[Extracted data entries]

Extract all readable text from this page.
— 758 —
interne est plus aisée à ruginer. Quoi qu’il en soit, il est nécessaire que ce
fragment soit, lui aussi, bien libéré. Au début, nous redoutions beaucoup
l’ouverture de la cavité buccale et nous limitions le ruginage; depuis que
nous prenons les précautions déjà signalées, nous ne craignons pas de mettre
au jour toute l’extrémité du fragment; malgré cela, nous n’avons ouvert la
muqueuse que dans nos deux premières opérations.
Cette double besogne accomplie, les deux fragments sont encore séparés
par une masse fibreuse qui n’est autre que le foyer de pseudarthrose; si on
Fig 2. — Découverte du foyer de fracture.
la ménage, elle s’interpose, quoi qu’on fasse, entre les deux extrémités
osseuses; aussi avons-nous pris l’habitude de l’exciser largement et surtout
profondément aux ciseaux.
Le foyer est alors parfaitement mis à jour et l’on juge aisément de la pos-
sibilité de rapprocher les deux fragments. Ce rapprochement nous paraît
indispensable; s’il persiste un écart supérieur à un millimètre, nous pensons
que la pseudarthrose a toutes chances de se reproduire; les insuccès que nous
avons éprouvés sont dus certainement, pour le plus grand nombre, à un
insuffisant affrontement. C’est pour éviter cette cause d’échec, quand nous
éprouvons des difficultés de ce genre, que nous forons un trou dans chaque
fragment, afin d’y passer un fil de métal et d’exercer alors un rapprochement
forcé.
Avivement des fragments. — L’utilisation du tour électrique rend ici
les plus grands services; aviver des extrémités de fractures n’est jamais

> TASK STATEMENT: Return all of the entries exactly as they were supplied.

> FULL SOLUTION:
Extract all readable text from this page.
— 758 —
interne est plus aisée à ruginer. Quoi qu’il en soit, il est nécessaire que ce
fragment soit, lui aussi, bien libéré. Au début, nous redoutions beaucoup
l’ouverture de la cavité buccale et nous limitions le ruginage; depuis que
nous prenons les précautions déjà signalées, nous ne craignons pas de mettre
au jour toute l’extrémité du fragment; malgré cela, nous n’avons ouvert la
muqueuse que dans nos deux premières opérations.
Cette double besogne accomplie, les deux fragments sont encore séparés
par une masse fibreuse qui n’est autre que le foyer de pseudarthrose; si on
Fig 2. — Découverte du foyer de fracture.
la ménage, elle s’interpose, quoi qu’on fasse, entre les deux extrémités
osseuses; aussi avons-nous pris l’habitude de l’exciser largement et surtout
profondément aux ciseaux.
Le foyer est alors parfaitement mis à jour et l’on juge aisément de la pos-
sibilité de rapprocher les deux fragments. Ce rapprochement nous paraît
indispensable; s’il persiste un écart supérieur à un millimètre, nous pensons
que la pseudarthrose a toutes chances de se reproduire; les insuccès que nous
avons éprouvés sont dus certainement, pour le plus grand nombre, à un
insuffisant affrontement. C’est pour éviter cette cause d’échec, quand nous
éprouvons des difficultés de ce genre, que nous forons un trou dans chaque
fragment, afin d’y passer un fil de métal et d’exercer alors un rapprochement
forcé.
Avivement des fragments. — L’utilisation du tour électrique rend ici
les plus grands services; aviver des extrémités de fractures n’est jamais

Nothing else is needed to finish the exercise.